## TASK OBJECTIVE
Copy every line of the records below word for word, keeping their order.

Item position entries
####################

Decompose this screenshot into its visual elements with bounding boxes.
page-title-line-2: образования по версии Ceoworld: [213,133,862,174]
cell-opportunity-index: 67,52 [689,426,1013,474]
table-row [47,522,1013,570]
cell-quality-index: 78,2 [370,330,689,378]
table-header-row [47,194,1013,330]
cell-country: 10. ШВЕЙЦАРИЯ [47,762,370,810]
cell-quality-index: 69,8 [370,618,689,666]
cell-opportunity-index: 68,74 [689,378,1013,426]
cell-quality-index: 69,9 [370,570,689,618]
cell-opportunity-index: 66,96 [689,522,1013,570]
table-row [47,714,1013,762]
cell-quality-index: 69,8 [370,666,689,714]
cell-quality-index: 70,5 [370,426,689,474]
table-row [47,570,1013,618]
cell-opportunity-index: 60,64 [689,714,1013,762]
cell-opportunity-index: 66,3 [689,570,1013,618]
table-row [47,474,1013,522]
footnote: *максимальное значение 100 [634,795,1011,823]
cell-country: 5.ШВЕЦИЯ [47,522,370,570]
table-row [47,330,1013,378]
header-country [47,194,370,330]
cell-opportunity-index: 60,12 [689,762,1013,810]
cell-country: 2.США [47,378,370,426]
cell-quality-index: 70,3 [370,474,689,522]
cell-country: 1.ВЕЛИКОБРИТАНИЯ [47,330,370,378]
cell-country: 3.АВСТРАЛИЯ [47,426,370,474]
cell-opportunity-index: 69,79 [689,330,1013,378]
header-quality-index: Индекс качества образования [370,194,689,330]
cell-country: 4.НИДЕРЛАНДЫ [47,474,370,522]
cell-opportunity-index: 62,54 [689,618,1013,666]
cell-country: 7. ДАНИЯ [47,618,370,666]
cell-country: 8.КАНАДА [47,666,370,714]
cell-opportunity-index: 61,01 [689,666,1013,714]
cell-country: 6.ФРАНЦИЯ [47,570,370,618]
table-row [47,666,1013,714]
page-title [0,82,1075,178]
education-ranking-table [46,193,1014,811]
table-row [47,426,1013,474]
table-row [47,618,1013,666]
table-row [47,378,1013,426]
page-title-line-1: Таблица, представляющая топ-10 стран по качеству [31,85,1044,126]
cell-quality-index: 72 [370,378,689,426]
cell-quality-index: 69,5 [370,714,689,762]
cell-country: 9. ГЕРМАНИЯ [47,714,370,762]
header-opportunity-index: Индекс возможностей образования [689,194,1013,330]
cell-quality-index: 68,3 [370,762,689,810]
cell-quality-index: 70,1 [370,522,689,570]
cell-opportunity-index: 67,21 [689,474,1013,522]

####################

## OUTPUT FOR THIS TASK
Decompose this screenshot into its visual elements with bounding boxes.
page-title-line-2: образования по версии Ceoworld: [213,133,862,174]
cell-opportunity-index: 67,52 [689,426,1013,474]
table-row [47,522,1013,570]
cell-quality-index: 78,2 [370,330,689,378]
table-header-row [47,194,1013,330]
cell-country: 10. ШВЕЙЦАРИЯ [47,762,370,810]
cell-quality-index: 69,8 [370,618,689,666]
cell-opportunity-index: 68,74 [689,378,1013,426]
cell-quality-index: 69,9 [370,570,689,618]
cell-opportunity-index: 66,96 [689,522,1013,570]
table-row [47,714,1013,762]
cell-quality-index: 69,8 [370,666,689,714]
cell-quality-index: 70,5 [370,426,689,474]
table-row [47,570,1013,618]
cell-opportunity-index: 60,64 [689,714,1013,762]
cell-opportunity-index: 66,3 [689,570,1013,618]
table-row [47,474,1013,522]
footnote: *максимальное значение 100 [634,795,1011,823]
cell-country: 5.ШВЕЦИЯ [47,522,370,570]
table-row [47,330,1013,378]
header-country [47,194,370,330]
cell-opportunity-index: 60,12 [689,762,1013,810]
cell-country: 2.США [47,378,370,426]
cell-quality-index: 70,3 [370,474,689,522]
cell-country: 1.ВЕЛИКОБРИТАНИЯ [47,330,370,378]
cell-country: 3.АВСТРАЛИЯ [47,426,370,474]
cell-opportunity-index: 69,79 [689,330,1013,378]
header-quality-index: Индекс качества образования [370,194,689,330]
cell-country: 4.НИДЕРЛАНДЫ [47,474,370,522]
cell-opportunity-index: 62,54 [689,618,1013,666]
cell-country: 7. ДАНИЯ [47,618,370,666]
cell-country: 8.КАНАДА [47,666,370,714]
cell-opportunity-index: 61,01 [689,666,1013,714]
cell-country: 6.ФРАНЦИЯ [47,570,370,618]
table-row [47,666,1013,714]
page-title [0,82,1075,178]
education-ranking-table [46,193,1014,811]
table-row [47,426,1013,474]
table-row [47,618,1013,666]
table-row [47,378,1013,426]
page-title-line-1: Таблица, представляющая топ-10 стран по качеству [31,85,1044,126]
cell-quality-index: 72 [370,378,689,426]
cell-quality-index: 69,5 [370,714,689,762]
cell-country: 9. ГЕРМАНИЯ [47,714,370,762]
header-opportunity-index: Индекс возможностей образования [689,194,1013,330]
cell-quality-index: 68,3 [370,762,689,810]
cell-quality-index: 70,1 [370,522,689,570]
cell-opportunity-index: 67,21 [689,474,1013,522]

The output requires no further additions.